Exercise brief:
Your task is to output the data exactly as it stands.

Data to use:
--*--

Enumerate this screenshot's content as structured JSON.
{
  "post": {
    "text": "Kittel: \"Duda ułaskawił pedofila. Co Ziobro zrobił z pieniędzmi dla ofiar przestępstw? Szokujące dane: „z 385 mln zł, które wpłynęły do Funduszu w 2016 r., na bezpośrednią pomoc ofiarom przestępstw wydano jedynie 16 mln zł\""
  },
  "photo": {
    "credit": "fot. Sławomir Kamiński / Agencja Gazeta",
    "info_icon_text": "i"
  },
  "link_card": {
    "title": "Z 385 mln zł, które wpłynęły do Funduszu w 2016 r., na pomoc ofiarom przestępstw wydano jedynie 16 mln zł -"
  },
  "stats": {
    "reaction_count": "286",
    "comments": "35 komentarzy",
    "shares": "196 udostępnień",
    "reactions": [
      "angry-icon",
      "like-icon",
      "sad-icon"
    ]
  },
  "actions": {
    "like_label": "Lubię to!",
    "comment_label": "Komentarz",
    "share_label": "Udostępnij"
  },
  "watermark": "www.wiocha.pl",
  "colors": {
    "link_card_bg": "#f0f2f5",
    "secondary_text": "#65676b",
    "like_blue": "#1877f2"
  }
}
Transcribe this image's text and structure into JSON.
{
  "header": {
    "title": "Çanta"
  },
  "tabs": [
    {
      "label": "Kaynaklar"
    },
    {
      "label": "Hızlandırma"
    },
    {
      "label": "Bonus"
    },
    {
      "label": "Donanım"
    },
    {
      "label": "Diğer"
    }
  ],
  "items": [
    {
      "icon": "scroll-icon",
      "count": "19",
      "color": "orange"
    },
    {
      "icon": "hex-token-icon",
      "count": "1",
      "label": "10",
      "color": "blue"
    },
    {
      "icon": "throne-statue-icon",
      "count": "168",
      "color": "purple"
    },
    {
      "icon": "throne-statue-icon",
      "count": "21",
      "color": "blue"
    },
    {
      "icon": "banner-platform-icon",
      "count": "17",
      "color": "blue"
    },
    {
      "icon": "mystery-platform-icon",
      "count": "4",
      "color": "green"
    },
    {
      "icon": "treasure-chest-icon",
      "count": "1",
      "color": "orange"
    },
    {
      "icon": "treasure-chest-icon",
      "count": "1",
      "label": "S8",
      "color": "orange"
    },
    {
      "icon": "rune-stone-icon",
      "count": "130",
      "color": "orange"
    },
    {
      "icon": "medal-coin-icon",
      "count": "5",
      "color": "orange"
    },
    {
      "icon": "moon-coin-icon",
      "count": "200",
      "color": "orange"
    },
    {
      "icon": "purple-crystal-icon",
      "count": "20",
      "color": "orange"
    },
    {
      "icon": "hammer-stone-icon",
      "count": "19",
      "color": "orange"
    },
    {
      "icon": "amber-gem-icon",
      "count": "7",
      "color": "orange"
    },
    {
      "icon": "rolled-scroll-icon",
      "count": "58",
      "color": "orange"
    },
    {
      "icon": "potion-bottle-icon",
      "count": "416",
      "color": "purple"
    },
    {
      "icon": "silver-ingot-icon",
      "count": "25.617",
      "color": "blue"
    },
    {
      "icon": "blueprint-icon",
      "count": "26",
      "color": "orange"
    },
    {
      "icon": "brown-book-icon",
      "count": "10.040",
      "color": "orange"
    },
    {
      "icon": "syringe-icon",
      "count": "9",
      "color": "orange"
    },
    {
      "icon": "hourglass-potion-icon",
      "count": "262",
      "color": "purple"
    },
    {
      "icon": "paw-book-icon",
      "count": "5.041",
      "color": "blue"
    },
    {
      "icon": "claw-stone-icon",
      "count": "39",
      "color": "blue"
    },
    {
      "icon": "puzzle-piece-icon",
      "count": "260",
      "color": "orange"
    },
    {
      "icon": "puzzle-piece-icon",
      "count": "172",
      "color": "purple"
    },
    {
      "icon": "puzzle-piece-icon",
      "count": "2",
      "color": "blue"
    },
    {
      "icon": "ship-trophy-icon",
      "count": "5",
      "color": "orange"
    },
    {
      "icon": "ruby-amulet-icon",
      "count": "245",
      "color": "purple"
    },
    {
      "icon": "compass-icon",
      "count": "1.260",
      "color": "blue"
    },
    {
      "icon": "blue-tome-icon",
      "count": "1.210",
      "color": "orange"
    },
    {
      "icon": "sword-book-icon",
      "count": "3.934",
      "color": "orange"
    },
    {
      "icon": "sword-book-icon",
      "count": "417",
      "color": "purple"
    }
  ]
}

--*--

Exercise result:
Enumerate this screenshot's content as structured JSON.
{
  "post": {
    "text": "Kittel: \"Duda ułaskawił pedofila. Co Ziobro zrobił z pieniędzmi dla ofiar przestępstw? Szokujące dane: „z 385 mln zł, które wpłynęły do Funduszu w 2016 r., na bezpośrednią pomoc ofiarom przestępstw wydano jedynie 16 mln zł\""
  },
  "photo": {
    "credit": "fot. Sławomir Kamiński / Agencja Gazeta",
    "info_icon_text": "i"
  },
  "link_card": {
    "title": "Z 385 mln zł, które wpłynęły do Funduszu w 2016 r., na pomoc ofiarom przestępstw wydano jedynie 16 mln zł -"
  },
  "stats": {
    "reaction_count": "286",
    "comments": "35 komentarzy",
    "shares": "196 udostępnień",
    "reactions": [
      "angry-icon",
      "like-icon",
      "sad-icon"
    ]
  },
  "actions": {
    "like_label": "Lubię to!",
    "comment_label": "Komentarz",
    "share_label": "Udostępnij"
  },
  "watermark": "www.wiocha.pl",
  "colors": {
    "link_card_bg": "#f0f2f5",
    "secondary_text": "#65676b",
    "like_blue": "#1877f2"
  }
}
Transcribe this image's text and structure into JSON.
{
  "header": {
    "title": "Çanta"
  },
  "tabs": [
    {
      "label": "Kaynaklar"
    },
    {
      "label": "Hızlandırma"
    },
    {
      "label": "Bonus"
    },
    {
      "label": "Donanım"
    },
    {
      "label": "Diğer"
    }
  ],
  "items": [
    {
      "icon": "scroll-icon",
      "count": "19",
      "color": "orange"
    },
    {
      "icon": "hex-token-icon",
      "count": "1",
      "label": "10",
      "color": "blue"
    },
    {
      "icon": "throne-statue-icon",
      "count": "168",
      "color": "purple"
    },
    {
      "icon": "throne-statue-icon",
      "count": "21",
      "color": "blue"
    },
    {
      "icon": "banner-platform-icon",
      "count": "17",
      "color": "blue"
    },
    {
      "icon": "mystery-platform-icon",
      "count": "4",
      "color": "green"
    },
    {
      "icon": "treasure-chest-icon",
      "count": "1",
      "color": "orange"
    },
    {
      "icon": "treasure-chest-icon",
      "count": "1",
      "label": "S8",
      "color": "orange"
    },
    {
      "icon": "rune-stone-icon",
      "count": "130",
      "color": "orange"
    },
    {
      "icon": "medal-coin-icon",
      "count": "5",
      "color": "orange"
    },
    {
      "icon": "moon-coin-icon",
      "count": "200",
      "color": "orange"
    },
    {
      "icon": "purple-crystal-icon",
      "count": "20",
      "color": "orange"
    },
    {
      "icon": "hammer-stone-icon",
      "count": "19",
      "color": "orange"
    },
    {
      "icon": "amber-gem-icon",
      "count": "7",
      "color": "orange"
    },
    {
      "icon": "rolled-scroll-icon",
      "count": "58",
      "color": "orange"
    },
    {
      "icon": "potion-bottle-icon",
      "count": "416",
      "color": "purple"
    },
    {
      "icon": "silver-ingot-icon",
      "count": "25.617",
      "color": "blue"
    },
    {
      "icon": "blueprint-icon",
      "count": "26",
      "color": "orange"
    },
    {
      "icon": "brown-book-icon",
      "count": "10.040",
      "color": "orange"
    },
    {
      "icon": "syringe-icon",
      "count": "9",
      "color": "orange"
    },
    {
      "icon": "hourglass-potion-icon",
      "count": "262",
      "color": "purple"
    },
    {
      "icon": "paw-book-icon",
      "count": "5.041",
      "color": "blue"
    },
    {
      "icon": "claw-stone-icon",
      "count": "39",
      "color": "blue"
    },
    {
      "icon": "puzzle-piece-icon",
      "count": "260",
      "color": "orange"
    },
    {
      "icon": "puzzle-piece-icon",
      "count": "172",
      "color": "purple"
    },
    {
      "icon": "puzzle-piece-icon",
      "count": "2",
      "color": "blue"
    },
    {
      "icon": "ship-trophy-icon",
      "count": "5",
      "color": "orange"
    },
    {
      "icon": "ruby-amulet-icon",
      "count": "245",
      "color": "purple"
    },
    {
      "icon": "compass-icon",
      "count": "1.260",
      "color": "blue"
    },
    {
      "icon": "blue-tome-icon",
      "count": "1.210",
      "color": "orange"
    },
    {
      "icon": "sword-book-icon",
      "count": "3.934",
      "color": "orange"
    },
    {
      "icon": "sword-book-icon",
      "count": "417",
      "color": "purple"
    }
  ]
}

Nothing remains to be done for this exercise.